Data records
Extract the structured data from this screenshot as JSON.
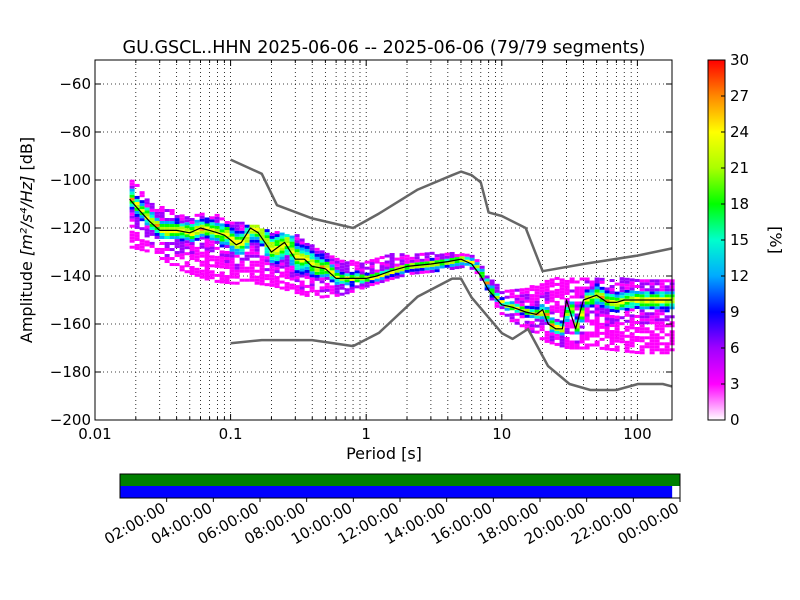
{
  "chart_data": [
    {
      "type": "heatmap",
      "title": "GU.GSCL..HHN   2025-06-06 -- 2025-06-06  (79/79 segments)",
      "xlabel": "Period [s]",
      "ylabel_prefix": "Amplitude ",
      "ylabel_units": "[m²/s⁴/Hz]",
      "ylabel_suffix": " [dB]",
      "x_scale": "log",
      "xlim": [
        0.01,
        180
      ],
      "ylim": [
        -200,
        -50
      ],
      "x_ticks": [
        0.01,
        0.1,
        1,
        10,
        100
      ],
      "x_tick_labels": [
        "0.01",
        "0.1",
        "1",
        "10",
        "100"
      ],
      "y_ticks": [
        -200,
        -180,
        -160,
        -140,
        -120,
        -100,
        -80,
        -60
      ],
      "y_tick_labels": [
        "−200",
        "−180",
        "−160",
        "−140",
        "−120",
        "−100",
        "−80",
        "−60"
      ],
      "grid": true,
      "colorbar": {
        "label": "[%]",
        "range": [
          0,
          30
        ],
        "ticks": [
          0,
          3,
          6,
          9,
          12,
          15,
          18,
          21,
          24,
          27,
          30
        ],
        "tick_labels": [
          "0",
          "3",
          "6",
          "9",
          "12",
          "15",
          "18",
          "21",
          "24",
          "27",
          "30"
        ],
        "colors": [
          "#ffffff",
          "#ff00ff",
          "#a000ff",
          "#0000ff",
          "#00aaff",
          "#00ffcc",
          "#00ff00",
          "#aaff00",
          "#ffff00",
          "#ff8800",
          "#ff0000"
        ]
      },
      "series": [
        {
          "role": "mode",
          "color": "#000000",
          "x": [
            0.018,
            0.02,
            0.025,
            0.03,
            0.04,
            0.05,
            0.06,
            0.07,
            0.08,
            0.09,
            0.1,
            0.11,
            0.12,
            0.14,
            0.16,
            0.2,
            0.25,
            0.3,
            0.35,
            0.4,
            0.5,
            0.6,
            0.8,
            1.0,
            1.2,
            1.5,
            2,
            3,
            4,
            5,
            6,
            7,
            8,
            10,
            12,
            15,
            18,
            20,
            22,
            25,
            28,
            30,
            35,
            40,
            50,
            60,
            70,
            80,
            100,
            120,
            150,
            180
          ],
          "y": [
            -108,
            -111,
            -117,
            -121,
            -121,
            -122,
            -120,
            -121,
            -122,
            -123,
            -125,
            -127,
            -126,
            -120,
            -122,
            -130,
            -126,
            -133,
            -133,
            -136,
            -137,
            -141,
            -141,
            -141,
            -140,
            -138,
            -136,
            -135,
            -134,
            -133,
            -135,
            -140,
            -146,
            -152,
            -153,
            -155,
            -156,
            -154,
            -160,
            -162,
            -162,
            -150,
            -162,
            -150,
            -148,
            -151,
            -151,
            -150,
            -150,
            -150,
            -150,
            -150
          ]
        },
        {
          "role": "high_noise_model",
          "color": "#666666",
          "x": [
            0.1,
            0.17,
            0.22,
            0.4,
            0.8,
            1.24,
            2.4,
            4.3,
            5.0,
            6.0,
            7.0,
            8.0,
            10.0,
            15.0,
            20.0,
            40.0,
            100.0,
            180.0
          ],
          "y": [
            -91.5,
            -97.4,
            -110.5,
            -116,
            -120,
            -114,
            -104,
            -98,
            -96.5,
            -98,
            -101,
            -113.5,
            -115,
            -120,
            -138,
            -135,
            -131.5,
            -128.5
          ]
        },
        {
          "role": "low_noise_model",
          "color": "#666666",
          "x": [
            0.1,
            0.17,
            0.4,
            0.8,
            1.24,
            2.4,
            4.3,
            5.0,
            6.0,
            10.0,
            12.0,
            15.6,
            21.9,
            31.6,
            45.0,
            70.0,
            101.0,
            154.0,
            180.0
          ],
          "y": [
            -168,
            -166.7,
            -166.7,
            -169.2,
            -163.7,
            -148.6,
            -141.1,
            -141.1,
            -149,
            -163.8,
            -166.2,
            -162.1,
            -177.5,
            -185,
            -187.5,
            -187.5,
            -185,
            -185,
            -186
          ]
        }
      ],
      "density_band": {
        "x": [
          0.018,
          0.025,
          0.04,
          0.07,
          0.1,
          0.15,
          0.2,
          0.3,
          0.4,
          0.6,
          0.8,
          1,
          1.5,
          2,
          3,
          4,
          5,
          6,
          7,
          8,
          10,
          15,
          20,
          30,
          50,
          100,
          180
        ],
        "low": [
          -128,
          -130,
          -137,
          -142,
          -143,
          -143,
          -144,
          -147,
          -149,
          -148,
          -146,
          -144,
          -141,
          -139,
          -138,
          -137,
          -136,
          -137,
          -142,
          -149,
          -157,
          -162,
          -167,
          -170,
          -170,
          -172,
          -172
        ],
        "high": [
          -98,
          -110,
          -113,
          -114,
          -117,
          -119,
          -121,
          -123,
          -128,
          -133,
          -134,
          -133,
          -131,
          -131,
          -130,
          -130,
          -131,
          -132,
          -136,
          -141,
          -146,
          -145,
          -142,
          -140,
          -141,
          -141,
          -141
        ],
        "core_half_width_db": [
          4,
          4,
          4,
          4,
          5,
          5,
          6,
          6,
          5,
          3,
          2,
          2,
          2,
          2,
          2,
          2,
          2,
          2,
          2,
          2,
          2,
          2,
          3,
          3,
          4,
          4,
          4
        ]
      }
    },
    {
      "type": "bar",
      "role": "data_coverage",
      "x_tick_labels": [
        "02:00:00",
        "04:00:00",
        "06:00:00",
        "08:00:00",
        "10:00:00",
        "12:00:00",
        "14:00:00",
        "16:00:00",
        "18:00:00",
        "20:00:00",
        "22:00:00",
        "00:00:00"
      ],
      "rows": [
        {
          "color": "#007f00",
          "start": 0.0,
          "end": 1.0
        },
        {
          "color": "#0000ff",
          "start": 0.0,
          "end": 0.986
        }
      ]
    }
  ]
}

| Stated task |
Transcribe every entry above exactly. Omit all pictures.

| The reply |
Extract the structured data from this screenshot as JSON.
{
  "chart_data": [
    {
      "type": "heatmap",
      "title": "GU.GSCL..HHN   2025-06-06 -- 2025-06-06  (79/79 segments)",
      "xlabel": "Period [s]",
      "ylabel_prefix": "Amplitude ",
      "ylabel_units": "[m²/s⁴/Hz]",
      "ylabel_suffix": " [dB]",
      "x_scale": "log",
      "xlim": [
        0.01,
        180
      ],
      "ylim": [
        -200,
        -50
      ],
      "x_ticks": [
        0.01,
        0.1,
        1,
        10,
        100
      ],
      "x_tick_labels": [
        "0.01",
        "0.1",
        "1",
        "10",
        "100"
      ],
      "y_ticks": [
        -200,
        -180,
        -160,
        -140,
        -120,
        -100,
        -80,
        -60
      ],
      "y_tick_labels": [
        "−200",
        "−180",
        "−160",
        "−140",
        "−120",
        "−100",
        "−80",
        "−60"
      ],
      "grid": true,
      "colorbar": {
        "label": "[%]",
        "range": [
          0,
          30
        ],
        "ticks": [
          0,
          3,
          6,
          9,
          12,
          15,
          18,
          21,
          24,
          27,
          30
        ],
        "tick_labels": [
          "0",
          "3",
          "6",
          "9",
          "12",
          "15",
          "18",
          "21",
          "24",
          "27",
          "30"
        ],
        "colors": [
          "#ffffff",
          "#ff00ff",
          "#a000ff",
          "#0000ff",
          "#00aaff",
          "#00ffcc",
          "#00ff00",
          "#aaff00",
          "#ffff00",
          "#ff8800",
          "#ff0000"
        ]
      },
      "series": [
        {
          "role": "mode",
          "color": "#000000",
          "x": [
            0.018,
            0.02,
            0.025,
            0.03,
            0.04,
            0.05,
            0.06,
            0.07,
            0.08,
            0.09,
            0.1,
            0.11,
            0.12,
            0.14,
            0.16,
            0.2,
            0.25,
            0.3,
            0.35,
            0.4,
            0.5,
            0.6,
            0.8,
            1.0,
            1.2,
            1.5,
            2,
            3,
            4,
            5,
            6,
            7,
            8,
            10,
            12,
            15,
            18,
            20,
            22,
            25,
            28,
            30,
            35,
            40,
            50,
            60,
            70,
            80,
            100,
            120,
            150,
            180
          ],
          "y": [
            -108,
            -111,
            -117,
            -121,
            -121,
            -122,
            -120,
            -121,
            -122,
            -123,
            -125,
            -127,
            -126,
            -120,
            -122,
            -130,
            -126,
            -133,
            -133,
            -136,
            -137,
            -141,
            -141,
            -141,
            -140,
            -138,
            -136,
            -135,
            -134,
            -133,
            -135,
            -140,
            -146,
            -152,
            -153,
            -155,
            -156,
            -154,
            -160,
            -162,
            -162,
            -150,
            -162,
            -150,
            -148,
            -151,
            -151,
            -150,
            -150,
            -150,
            -150,
            -150
          ]
        },
        {
          "role": "high_noise_model",
          "color": "#666666",
          "x": [
            0.1,
            0.17,
            0.22,
            0.4,
            0.8,
            1.24,
            2.4,
            4.3,
            5.0,
            6.0,
            7.0,
            8.0,
            10.0,
            15.0,
            20.0,
            40.0,
            100.0,
            180.0
          ],
          "y": [
            -91.5,
            -97.4,
            -110.5,
            -116,
            -120,
            -114,
            -104,
            -98,
            -96.5,
            -98,
            -101,
            -113.5,
            -115,
            -120,
            -138,
            -135,
            -131.5,
            -128.5
          ]
        },
        {
          "role": "low_noise_model",
          "color": "#666666",
          "x": [
            0.1,
            0.17,
            0.4,
            0.8,
            1.24,
            2.4,
            4.3,
            5.0,
            6.0,
            10.0,
            12.0,
            15.6,
            21.9,
            31.6,
            45.0,
            70.0,
            101.0,
            154.0,
            180.0
          ],
          "y": [
            -168,
            -166.7,
            -166.7,
            -169.2,
            -163.7,
            -148.6,
            -141.1,
            -141.1,
            -149,
            -163.8,
            -166.2,
            -162.1,
            -177.5,
            -185,
            -187.5,
            -187.5,
            -185,
            -185,
            -186
          ]
        }
      ],
      "density_band": {
        "x": [
          0.018,
          0.025,
          0.04,
          0.07,
          0.1,
          0.15,
          0.2,
          0.3,
          0.4,
          0.6,
          0.8,
          1,
          1.5,
          2,
          3,
          4,
          5,
          6,
          7,
          8,
          10,
          15,
          20,
          30,
          50,
          100,
          180
        ],
        "low": [
          -128,
          -130,
          -137,
          -142,
          -143,
          -143,
          -144,
          -147,
          -149,
          -148,
          -146,
          -144,
          -141,
          -139,
          -138,
          -137,
          -136,
          -137,
          -142,
          -149,
          -157,
          -162,
          -167,
          -170,
          -170,
          -172,
          -172
        ],
        "high": [
          -98,
          -110,
          -113,
          -114,
          -117,
          -119,
          -121,
          -123,
          -128,
          -133,
          -134,
          -133,
          -131,
          -131,
          -130,
          -130,
          -131,
          -132,
          -136,
          -141,
          -146,
          -145,
          -142,
          -140,
          -141,
          -141,
          -141
        ],
        "core_half_width_db": [
          4,
          4,
          4,
          4,
          5,
          5,
          6,
          6,
          5,
          3,
          2,
          2,
          2,
          2,
          2,
          2,
          2,
          2,
          2,
          2,
          2,
          2,
          3,
          3,
          4,
          4,
          4
        ]
      }
    },
    {
      "type": "bar",
      "role": "data_coverage",
      "x_tick_labels": [
        "02:00:00",
        "04:00:00",
        "06:00:00",
        "08:00:00",
        "10:00:00",
        "12:00:00",
        "14:00:00",
        "16:00:00",
        "18:00:00",
        "20:00:00",
        "22:00:00",
        "00:00:00"
      ],
      "rows": [
        {
          "color": "#007f00",
          "start": 0.0,
          "end": 1.0
        },
        {
          "color": "#0000ff",
          "start": 0.0,
          "end": 0.986
        }
      ]
    }
  ]
}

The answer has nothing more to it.